Written problem: Your task is to filter the data below down to the lines holding "mode".
------ Excerpted data ------
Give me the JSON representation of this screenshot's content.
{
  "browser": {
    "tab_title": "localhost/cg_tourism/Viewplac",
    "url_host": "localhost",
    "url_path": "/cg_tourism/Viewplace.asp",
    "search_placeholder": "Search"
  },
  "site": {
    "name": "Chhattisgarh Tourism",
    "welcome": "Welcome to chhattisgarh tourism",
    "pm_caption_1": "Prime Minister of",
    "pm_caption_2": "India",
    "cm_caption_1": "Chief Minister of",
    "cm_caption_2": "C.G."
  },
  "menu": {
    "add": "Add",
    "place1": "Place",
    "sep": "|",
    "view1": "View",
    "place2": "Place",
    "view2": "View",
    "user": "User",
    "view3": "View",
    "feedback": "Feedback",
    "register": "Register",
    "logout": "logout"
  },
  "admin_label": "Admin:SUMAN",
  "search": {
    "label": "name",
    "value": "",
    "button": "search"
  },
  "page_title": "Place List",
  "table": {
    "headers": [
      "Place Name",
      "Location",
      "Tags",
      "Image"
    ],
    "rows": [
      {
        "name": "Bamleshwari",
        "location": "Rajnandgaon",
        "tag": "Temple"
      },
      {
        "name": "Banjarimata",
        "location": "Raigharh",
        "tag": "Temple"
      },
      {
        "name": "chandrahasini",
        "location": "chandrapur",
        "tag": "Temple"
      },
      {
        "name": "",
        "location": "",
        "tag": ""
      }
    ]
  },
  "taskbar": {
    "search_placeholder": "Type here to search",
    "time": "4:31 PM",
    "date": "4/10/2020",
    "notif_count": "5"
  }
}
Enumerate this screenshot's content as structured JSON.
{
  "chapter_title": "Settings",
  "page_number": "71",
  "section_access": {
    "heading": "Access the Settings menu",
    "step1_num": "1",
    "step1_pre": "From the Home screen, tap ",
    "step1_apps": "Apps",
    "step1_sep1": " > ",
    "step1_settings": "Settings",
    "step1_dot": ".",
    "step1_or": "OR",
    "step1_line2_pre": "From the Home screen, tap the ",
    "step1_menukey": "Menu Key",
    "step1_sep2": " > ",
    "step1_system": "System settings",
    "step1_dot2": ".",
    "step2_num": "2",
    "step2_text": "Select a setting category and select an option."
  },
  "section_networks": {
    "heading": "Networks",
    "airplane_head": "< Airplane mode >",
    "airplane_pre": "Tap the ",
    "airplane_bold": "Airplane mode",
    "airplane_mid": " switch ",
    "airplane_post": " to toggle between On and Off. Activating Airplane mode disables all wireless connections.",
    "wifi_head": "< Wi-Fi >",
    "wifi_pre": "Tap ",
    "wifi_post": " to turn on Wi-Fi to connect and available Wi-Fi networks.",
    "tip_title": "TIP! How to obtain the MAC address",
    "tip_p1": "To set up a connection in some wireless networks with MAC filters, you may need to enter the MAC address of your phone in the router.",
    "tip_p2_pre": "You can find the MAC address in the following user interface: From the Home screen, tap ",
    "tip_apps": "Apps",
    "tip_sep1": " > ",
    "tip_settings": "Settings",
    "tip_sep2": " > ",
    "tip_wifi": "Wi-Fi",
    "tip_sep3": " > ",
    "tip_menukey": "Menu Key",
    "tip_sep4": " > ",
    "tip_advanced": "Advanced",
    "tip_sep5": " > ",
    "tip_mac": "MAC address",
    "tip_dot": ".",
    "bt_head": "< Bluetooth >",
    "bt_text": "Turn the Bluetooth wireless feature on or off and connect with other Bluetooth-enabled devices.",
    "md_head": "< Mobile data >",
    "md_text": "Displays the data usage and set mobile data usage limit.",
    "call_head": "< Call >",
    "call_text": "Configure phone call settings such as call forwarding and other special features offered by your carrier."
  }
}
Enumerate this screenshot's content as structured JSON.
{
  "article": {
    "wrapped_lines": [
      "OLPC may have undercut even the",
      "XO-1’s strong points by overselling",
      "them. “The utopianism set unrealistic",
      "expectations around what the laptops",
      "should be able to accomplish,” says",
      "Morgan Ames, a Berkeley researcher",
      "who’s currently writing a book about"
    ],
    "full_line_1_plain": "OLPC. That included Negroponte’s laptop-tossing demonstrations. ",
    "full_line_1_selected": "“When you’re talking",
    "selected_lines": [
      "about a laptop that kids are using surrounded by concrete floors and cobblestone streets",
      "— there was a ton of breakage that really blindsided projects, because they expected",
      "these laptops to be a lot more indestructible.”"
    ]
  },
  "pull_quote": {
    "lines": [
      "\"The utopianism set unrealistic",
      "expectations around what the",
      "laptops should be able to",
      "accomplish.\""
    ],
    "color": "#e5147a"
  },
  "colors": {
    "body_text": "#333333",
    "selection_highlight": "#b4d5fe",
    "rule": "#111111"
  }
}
------
Output of the exercise:
    "airplane_head": "< Airplane mode >",
    "airplane_bold": "Airplane mode",
    "airplane_post": " to toggle between On and Off. Activating Airplane mode disables all wireless connections.",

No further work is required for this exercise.